■ TASK GOAL: Copy out all the records exactly.

■ STORED DATA:
┄┄┄┄┄┄┄┄┄┄

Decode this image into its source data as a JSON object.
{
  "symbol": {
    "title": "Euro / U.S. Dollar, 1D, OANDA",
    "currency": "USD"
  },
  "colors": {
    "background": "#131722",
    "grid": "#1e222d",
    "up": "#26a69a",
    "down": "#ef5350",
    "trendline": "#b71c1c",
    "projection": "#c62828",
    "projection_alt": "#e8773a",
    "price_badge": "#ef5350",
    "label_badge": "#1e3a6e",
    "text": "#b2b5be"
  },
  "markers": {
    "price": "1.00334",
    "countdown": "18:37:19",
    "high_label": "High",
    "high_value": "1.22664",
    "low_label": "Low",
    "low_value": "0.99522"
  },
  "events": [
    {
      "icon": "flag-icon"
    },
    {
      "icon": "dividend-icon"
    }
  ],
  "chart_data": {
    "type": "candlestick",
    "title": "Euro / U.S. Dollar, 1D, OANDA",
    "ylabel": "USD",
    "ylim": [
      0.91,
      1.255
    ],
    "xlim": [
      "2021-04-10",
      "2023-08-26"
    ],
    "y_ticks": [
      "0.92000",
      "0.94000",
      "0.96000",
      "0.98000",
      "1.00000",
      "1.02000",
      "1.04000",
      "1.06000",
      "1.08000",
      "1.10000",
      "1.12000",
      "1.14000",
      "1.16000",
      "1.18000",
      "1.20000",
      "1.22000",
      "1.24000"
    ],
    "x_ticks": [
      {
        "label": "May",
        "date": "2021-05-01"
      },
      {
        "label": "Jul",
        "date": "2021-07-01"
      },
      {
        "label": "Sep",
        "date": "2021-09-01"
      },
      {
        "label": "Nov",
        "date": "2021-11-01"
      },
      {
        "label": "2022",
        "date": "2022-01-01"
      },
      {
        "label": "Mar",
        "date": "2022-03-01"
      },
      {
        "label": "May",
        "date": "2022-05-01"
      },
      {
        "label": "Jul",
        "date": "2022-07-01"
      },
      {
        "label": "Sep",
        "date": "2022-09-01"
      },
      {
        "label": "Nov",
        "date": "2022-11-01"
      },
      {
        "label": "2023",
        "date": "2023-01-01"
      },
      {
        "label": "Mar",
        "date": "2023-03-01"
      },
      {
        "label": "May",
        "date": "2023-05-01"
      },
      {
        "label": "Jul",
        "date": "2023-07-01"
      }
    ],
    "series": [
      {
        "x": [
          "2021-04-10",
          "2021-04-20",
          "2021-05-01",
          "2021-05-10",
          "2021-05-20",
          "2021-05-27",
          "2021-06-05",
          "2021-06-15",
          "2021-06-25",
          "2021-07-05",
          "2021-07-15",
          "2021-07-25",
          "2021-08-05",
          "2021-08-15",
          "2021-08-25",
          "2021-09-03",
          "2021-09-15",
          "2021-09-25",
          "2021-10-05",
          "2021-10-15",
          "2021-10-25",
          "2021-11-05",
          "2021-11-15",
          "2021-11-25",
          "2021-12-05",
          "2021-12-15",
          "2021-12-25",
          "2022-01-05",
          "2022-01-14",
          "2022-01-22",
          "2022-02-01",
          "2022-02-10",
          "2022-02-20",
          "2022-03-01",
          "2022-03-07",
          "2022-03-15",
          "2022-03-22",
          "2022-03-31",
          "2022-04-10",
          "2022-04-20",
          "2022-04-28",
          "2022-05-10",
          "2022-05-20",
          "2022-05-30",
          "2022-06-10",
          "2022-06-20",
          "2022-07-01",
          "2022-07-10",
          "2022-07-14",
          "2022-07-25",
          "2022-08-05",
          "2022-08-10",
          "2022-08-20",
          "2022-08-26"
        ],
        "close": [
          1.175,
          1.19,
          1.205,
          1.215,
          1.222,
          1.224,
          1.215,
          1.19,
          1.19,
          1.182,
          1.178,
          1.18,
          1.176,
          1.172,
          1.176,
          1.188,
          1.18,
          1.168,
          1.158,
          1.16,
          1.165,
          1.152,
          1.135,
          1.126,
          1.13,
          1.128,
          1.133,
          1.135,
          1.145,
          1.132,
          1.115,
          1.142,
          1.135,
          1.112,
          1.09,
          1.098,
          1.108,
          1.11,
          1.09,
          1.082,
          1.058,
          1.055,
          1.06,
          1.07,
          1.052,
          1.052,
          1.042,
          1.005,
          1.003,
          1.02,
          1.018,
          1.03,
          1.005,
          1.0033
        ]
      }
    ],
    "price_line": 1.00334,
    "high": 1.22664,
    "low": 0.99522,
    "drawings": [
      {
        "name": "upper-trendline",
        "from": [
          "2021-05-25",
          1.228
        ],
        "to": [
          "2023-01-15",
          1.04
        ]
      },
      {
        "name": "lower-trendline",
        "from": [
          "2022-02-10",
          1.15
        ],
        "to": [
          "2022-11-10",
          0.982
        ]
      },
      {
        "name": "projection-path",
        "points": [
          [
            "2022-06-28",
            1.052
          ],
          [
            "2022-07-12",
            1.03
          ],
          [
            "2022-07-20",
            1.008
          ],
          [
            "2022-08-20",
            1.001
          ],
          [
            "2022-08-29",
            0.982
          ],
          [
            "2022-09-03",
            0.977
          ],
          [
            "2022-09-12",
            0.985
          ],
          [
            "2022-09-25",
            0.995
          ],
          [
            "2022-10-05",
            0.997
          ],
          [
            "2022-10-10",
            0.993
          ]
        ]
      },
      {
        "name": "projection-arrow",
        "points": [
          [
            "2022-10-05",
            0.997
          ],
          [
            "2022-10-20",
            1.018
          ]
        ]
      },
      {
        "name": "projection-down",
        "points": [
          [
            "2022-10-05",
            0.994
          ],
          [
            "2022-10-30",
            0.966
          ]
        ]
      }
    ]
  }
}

┄┄┄┄┄┄┄┄┄┄

■ CORRECT ANSWER:
Decode this image into its source data as a JSON object.
{
  "symbol": {
    "title": "Euro / U.S. Dollar, 1D, OANDA",
    "currency": "USD"
  },
  "colors": {
    "background": "#131722",
    "grid": "#1e222d",
    "up": "#26a69a",
    "down": "#ef5350",
    "trendline": "#b71c1c",
    "projection": "#c62828",
    "projection_alt": "#e8773a",
    "price_badge": "#ef5350",
    "label_badge": "#1e3a6e",
    "text": "#b2b5be"
  },
  "markers": {
    "price": "1.00334",
    "countdown": "18:37:19",
    "high_label": "High",
    "high_value": "1.22664",
    "low_label": "Low",
    "low_value": "0.99522"
  },
  "events": [
    {
      "icon": "flag-icon"
    },
    {
      "icon": "dividend-icon"
    }
  ],
  "chart_data": {
    "type": "candlestick",
    "title": "Euro / U.S. Dollar, 1D, OANDA",
    "ylabel": "USD",
    "ylim": [
      0.91,
      1.255
    ],
    "xlim": [
      "2021-04-10",
      "2023-08-26"
    ],
    "y_ticks": [
      "0.92000",
      "0.94000",
      "0.96000",
      "0.98000",
      "1.00000",
      "1.02000",
      "1.04000",
      "1.06000",
      "1.08000",
      "1.10000",
      "1.12000",
      "1.14000",
      "1.16000",
      "1.18000",
      "1.20000",
      "1.22000",
      "1.24000"
    ],
    "x_ticks": [
      {
        "label": "May",
        "date": "2021-05-01"
      },
      {
        "label": "Jul",
        "date": "2021-07-01"
      },
      {
        "label": "Sep",
        "date": "2021-09-01"
      },
      {
        "label": "Nov",
        "date": "2021-11-01"
      },
      {
        "label": "2022",
        "date": "2022-01-01"
      },
      {
        "label": "Mar",
        "date": "2022-03-01"
      },
      {
        "label": "May",
        "date": "2022-05-01"
      },
      {
        "label": "Jul",
        "date": "2022-07-01"
      },
      {
        "label": "Sep",
        "date": "2022-09-01"
      },
      {
        "label": "Nov",
        "date": "2022-11-01"
      },
      {
        "label": "2023",
        "date": "2023-01-01"
      },
      {
        "label": "Mar",
        "date": "2023-03-01"
      },
      {
        "label": "May",
        "date": "2023-05-01"
      },
      {
        "label": "Jul",
        "date": "2023-07-01"
      }
    ],
    "series": [
      {
        "x": [
          "2021-04-10",
          "2021-04-20",
          "2021-05-01",
          "2021-05-10",
          "2021-05-20",
          "2021-05-27",
          "2021-06-05",
          "2021-06-15",
          "2021-06-25",
          "2021-07-05",
          "2021-07-15",
          "2021-07-25",
          "2021-08-05",
          "2021-08-15",
          "2021-08-25",
          "2021-09-03",
          "2021-09-15",
          "2021-09-25",
          "2021-10-05",
          "2021-10-15",
          "2021-10-25",
          "2021-11-05",
          "2021-11-15",
          "2021-11-25",
          "2021-12-05",
          "2021-12-15",
          "2021-12-25",
          "2022-01-05",
          "2022-01-14",
          "2022-01-22",
          "2022-02-01",
          "2022-02-10",
          "2022-02-20",
          "2022-03-01",
          "2022-03-07",
          "2022-03-15",
          "2022-03-22",
          "2022-03-31",
          "2022-04-10",
          "2022-04-20",
          "2022-04-28",
          "2022-05-10",
          "2022-05-20",
          "2022-05-30",
          "2022-06-10",
          "2022-06-20",
          "2022-07-01",
          "2022-07-10",
          "2022-07-14",
          "2022-07-25",
          "2022-08-05",
          "2022-08-10",
          "2022-08-20",
          "2022-08-26"
        ],
        "close": [
          1.175,
          1.19,
          1.205,
          1.215,
          1.222,
          1.224,
          1.215,
          1.19,
          1.19,
          1.182,
          1.178,
          1.18,
          1.176,
          1.172,
          1.176,
          1.188,
          1.18,
          1.168,
          1.158,
          1.16,
          1.165,
          1.152,
          1.135,
          1.126,
          1.13,
          1.128,
          1.133,
          1.135,
          1.145,
          1.132,
          1.115,
          1.142,
          1.135,
          1.112,
          1.09,
          1.098,
          1.108,
          1.11,
          1.09,
          1.082,
          1.058,
          1.055,
          1.06,
          1.07,
          1.052,
          1.052,
          1.042,
          1.005,
          1.003,
          1.02,
          1.018,
          1.03,
          1.005,
          1.0033
        ]
      }
    ],
    "price_line": 1.00334,
    "high": 1.22664,
    "low": 0.99522,
    "drawings": [
      {
        "name": "upper-trendline",
        "from": [
          "2021-05-25",
          1.228
        ],
        "to": [
          "2023-01-15",
          1.04
        ]
      },
      {
        "name": "lower-trendline",
        "from": [
          "2022-02-10",
          1.15
        ],
        "to": [
          "2022-11-10",
          0.982
        ]
      },
      {
        "name": "projection-path",
        "points": [
          [
            "2022-06-28",
            1.052
          ],
          [
            "2022-07-12",
            1.03
          ],
          [
            "2022-07-20",
            1.008
          ],
          [
            "2022-08-20",
            1.001
          ],
          [
            "2022-08-29",
            0.982
          ],
          [
            "2022-09-03",
            0.977
          ],
          [
            "2022-09-12",
            0.985
          ],
          [
            "2022-09-25",
            0.995
          ],
          [
            "2022-10-05",
            0.997
          ],
          [
            "2022-10-10",
            0.993
          ]
        ]
      },
      {
        "name": "projection-arrow",
        "points": [
          [
            "2022-10-05",
            0.997
          ],
          [
            "2022-10-20",
            1.018
          ]
        ]
      },
      {
        "name": "projection-down",
        "points": [
          [
            "2022-10-05",
            0.994
          ],
          [
            "2022-10-30",
            0.966
          ]
        ]
      }
    ]
  }
}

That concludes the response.